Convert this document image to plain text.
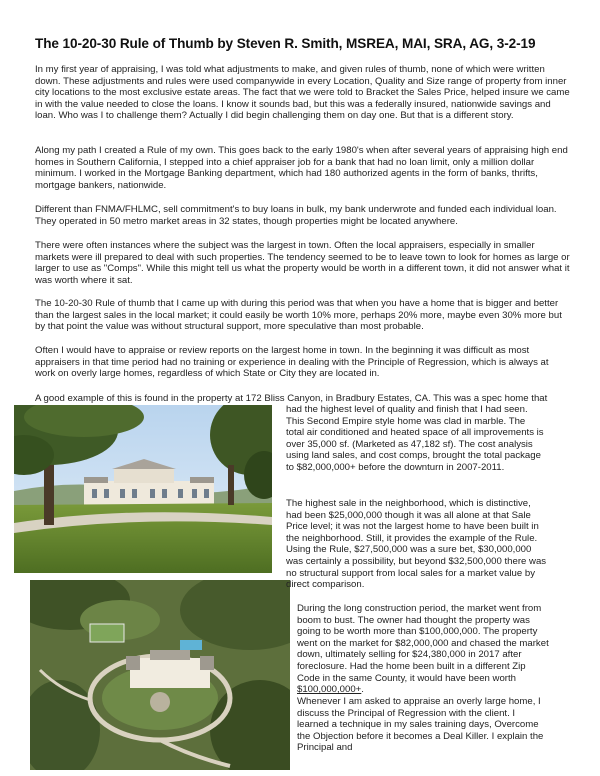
The 10-20-30 Rule of Thumb by Steven R. Smith, MSREA, MAI, SRA, AG, 3-2-19

In my first year of appraising, I was told what adjustments to make, and given rules of thumb, none of which were written down. These adjustments and rules were used companywide in every Location, Quality and Size range of property from inner city locations to the most exclusive estate areas. The fact that we were told to Bracket the Sales Price, helped insure we came in with the value needed to close the loans. I know it sounds bad, but this was a federally insured, nationwide savings and loan. Who was I to challenge them? Actually I did begin challenging them on day one. But that is a different story.

Along my path I created a Rule of my own. This goes back to the early 1980's when after several years of appraising high end homes in Southern California, I stepped into a chief appraiser job for a bank that had no loan limit, only a million dollar minimum. I worked in the Mortgage Banking department, which had 180 authorized agents in the form of banks, thrifts, mortgage bankers, nationwide.

Different than FNMA/FHLMC, sell commitment's to buy loans in bulk, my bank underwrote and funded each individual loan. They operated in 50 metro market areas in 32 states, though properties might be located anywhere.

There were often instances where the subject was the largest in town. Often the local appraisers, especially in smaller markets were ill prepared to deal with such properties. The tendency seemed to be to leave town to look for homes as large or larger to use as "Comps". While this might tell us what the property would be worth in a different town, it did not answer what it was worth where it sat.

The 10-20-30 Rule of thumb that I came up with during this period was that when you have a home that is bigger and better than the largest sales in the local market; it could easily be worth 10% more, perhaps 20% more, maybe even 30% more but by that point the value was without structural support, more speculative than most probable.

Often I would have to appraise or review reports on the largest home in town. In the beginning it was difficult as most appraisers in that time period had no training or experience in dealing with the Principle of Regression, which is always at work on overly large homes, regardless of which State or City they are located in.

A good example of this is found in the property at 172 Bliss Canyon, in Bradbury Estates, CA. This was a spec home that

had the highest level of quality and finish that I had seen. This Second Empire style home was clad in marble. The total air conditioned and heated space of all improvements is over 35,000 sf. (Marketed as 47,182 sf). The cost analysis using land sales, and cost comps, brought the total package to $82,000,000+ before the downturn in 2007-2011.

The highest sale in the neighborhood, which is distinctive, had been $25,000,000 though it was all alone at that Sale Price level; it was not the largest home to have been built in the neighborhood. Still, it provides the example of the Rule. Using the Rule, $27,500,000 was a sure bet, $30,000,000 was certainly a possibility, but beyond $32,500,000 there was no structural support from local sales for a market value by direct comparison.

During the long construction period, the market went from boom to bust. The owner had thought the property was going to be worth more than $100,000,000. The property went on the market for $82,000,000 and chased the market down, ultimately selling for $24,380,000 in 2017 after foreclosure. Had the home been built in a different Zip Code in the same County, it would have been worth $100,000,000+.

Whenever I am asked to appraise an overly large home, I discuss the Principal of Regression with the client. I learned a technique in my sales training days, Overcome the Objection before it becomes a Deal Killer. I explain the Principal and
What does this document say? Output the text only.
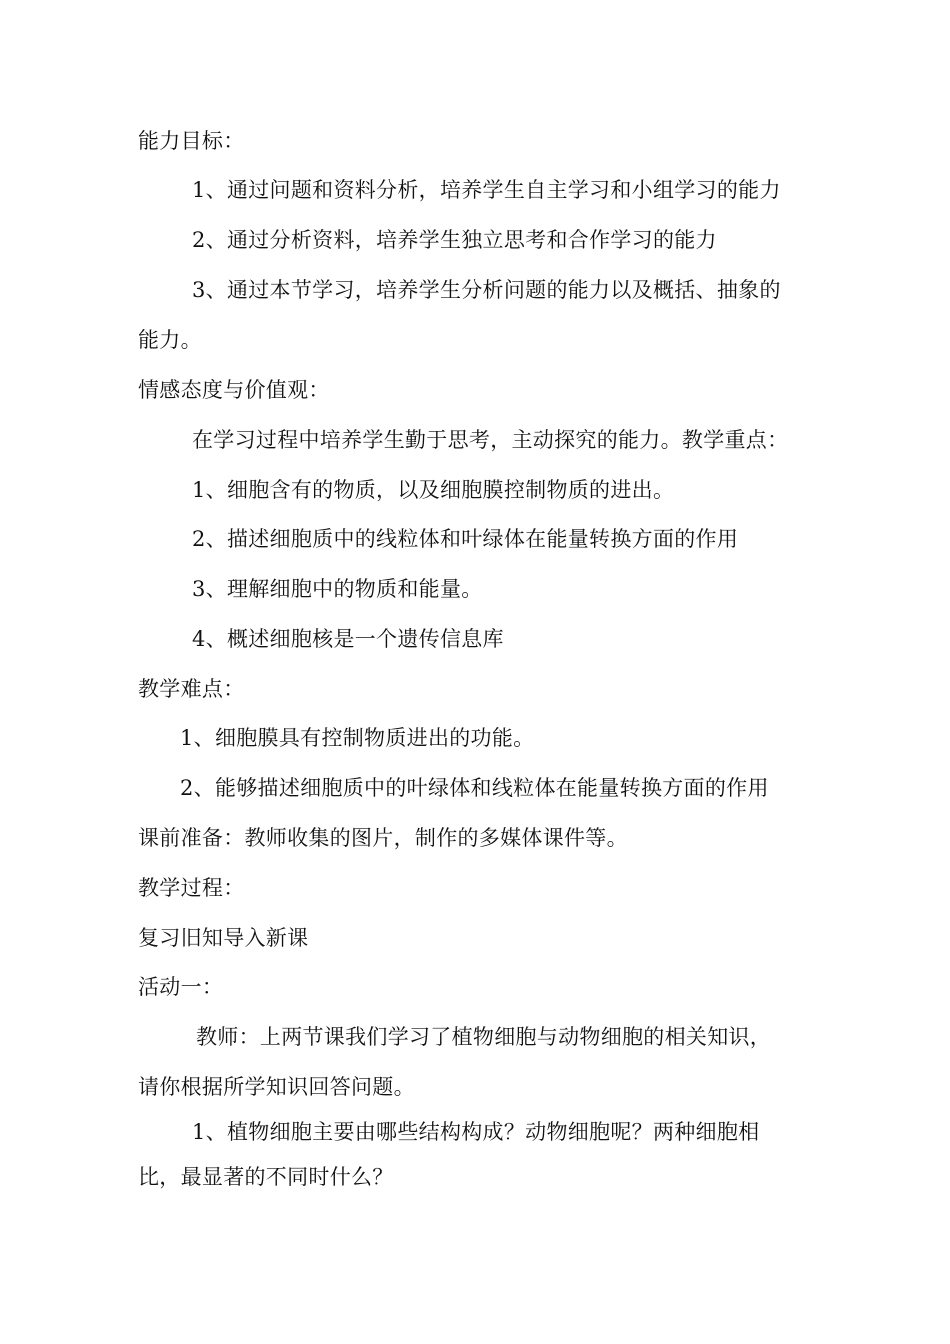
能力目标：
1、通过问题和资料分析，培养学生自主学习和小组学习的能力
2、通过分析资料，培养学生独立思考和合作学习的能力
3、通过本节学习，培养学生分析问题的能力以及概括、抽象的
能力。
情感态度与价值观：
在学习过程中培养学生勤于思考，主动探究的能力。教学重点：
1、细胞含有的物质，以及细胞膜控制物质的进出。
2、描述细胞质中的线粒体和叶绿体在能量转换方面的作用
3、理解细胞中的物质和能量。
4、概述细胞核是一个遗传信息库
教学难点：
1、细胞膜具有控制物质进出的功能。
2、能够描述细胞质中的叶绿体和线粒体在能量转换方面的作用
课前准备：教师收集的图片，制作的多媒体课件等。
教学过程：
复习旧知导入新课
活动一：
教师：上两节课我们学习了植物细胞与动物细胞的相关知识，
请你根据所学知识回答问题。
1、植物细胞主要由哪些结构构成？动物细胞呢？两种细胞相
比，最显著的不同时什么？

--------------------------------------------------

▸ Problem:
Without the pictures, print the records in full, exactly as they appear.

▸ The output:
Convert this document image to plain text.
The 10-20-30 Rule of Thumb by Steven R. Smith, MSREA, MAI, SRA, AG, 3-2-19

In my first year of appraising, I was told what adjustments to make, and given rules of thumb, none of which were written down. These adjustments and rules were used companywide in every Location, Quality and Size range of property from inner city locations to the most exclusive estate areas. The fact that we were told to Bracket the Sales Price, helped insure we came in with the value needed to close the loans. I know it sounds bad, but this was a federally insured, nationwide savings and loan. Who was I to challenge them? Actually I did begin challenging them on day one. But that is a different story.

Along my path I created a Rule of my own. This goes back to the early 1980's when after several years of appraising high end homes in Southern California, I stepped into a chief appraiser job for a bank that had no loan limit, only a million dollar minimum. I worked in the Mortgage Banking department, which had 180 authorized agents in the form of banks, thrifts, mortgage bankers, nationwide.

Different than FNMA/FHLMC, sell commitment's to buy loans in bulk, my bank underwrote and funded each individual loan. They operated in 50 metro market areas in 32 states, though properties might be located anywhere.

There were often instances where the subject was the largest in town. Often the local appraisers, especially in smaller markets were ill prepared to deal with such properties. The tendency seemed to be to leave town to look for homes as large or larger to use as "Comps". While this might tell us what the property would be worth in a different town, it did not answer what it was worth where it sat.

The 10-20-30 Rule of thumb that I came up with during this period was that when you have a home that is bigger and better than the largest sales in the local market; it could easily be worth 10% more, perhaps 20% more, maybe even 30% more but by that point the value was without structural support, more speculative than most probable.

Often I would have to appraise or review reports on the largest home in town. In the beginning it was difficult as most appraisers in that time period had no training or experience in dealing with the Principle of Regression, which is always at work on overly large homes, regardless of which State or City they are located in.

A good example of this is found in the property at 172 Bliss Canyon, in Bradbury Estates, CA. This was a spec home that

had the highest level of quality and finish that I had seen. This Second Empire style home was clad in marble. The total air conditioned and heated space of all improvements is over 35,000 sf. (Marketed as 47,182 sf). The cost analysis using land sales, and cost comps, brought the total package to $82,000,000+ before the downturn in 2007-2011.

The highest sale in the neighborhood, which is distinctive, had been $25,000,000 though it was all alone at that Sale Price level; it was not the largest home to have been built in the neighborhood. Still, it provides the example of the Rule. Using the Rule, $27,500,000 was a sure bet, $30,000,000 was certainly a possibility, but beyond $32,500,000 there was no structural support from local sales for a market value by direct comparison.

During the long construction period, the market went from boom to bust. The owner had thought the property was going to be worth more than $100,000,000. The property went on the market for $82,000,000 and chased the market down, ultimately selling for $24,380,000 in 2017 after foreclosure. Had the home been built in a different Zip Code in the same County, it would have been worth $100,000,000+.

Whenever I am asked to appraise an overly large home, I discuss the Principal of Regression with the client. I learned a technique in my sales training days, Overcome the Objection before it becomes a Deal Killer. I explain the Principal and
What does this document say? Output the text only.
能力目标：
1、通过问题和资料分析，培养学生自主学习和小组学习的能力
2、通过分析资料，培养学生独立思考和合作学习的能力
3、通过本节学习，培养学生分析问题的能力以及概括、抽象的
能力。
情感态度与价值观：
在学习过程中培养学生勤于思考，主动探究的能力。教学重点：
1、细胞含有的物质，以及细胞膜控制物质的进出。
2、描述细胞质中的线粒体和叶绿体在能量转换方面的作用
3、理解细胞中的物质和能量。
4、概述细胞核是一个遗传信息库
教学难点：
1、细胞膜具有控制物质进出的功能。
2、能够描述细胞质中的叶绿体和线粒体在能量转换方面的作用
课前准备：教师收集的图片，制作的多媒体课件等。
教学过程：
复习旧知导入新课
活动一：
教师：上两节课我们学习了植物细胞与动物细胞的相关知识，
请你根据所学知识回答问题。
1、植物细胞主要由哪些结构构成？动物细胞呢？两种细胞相
比，最显著的不同时什么？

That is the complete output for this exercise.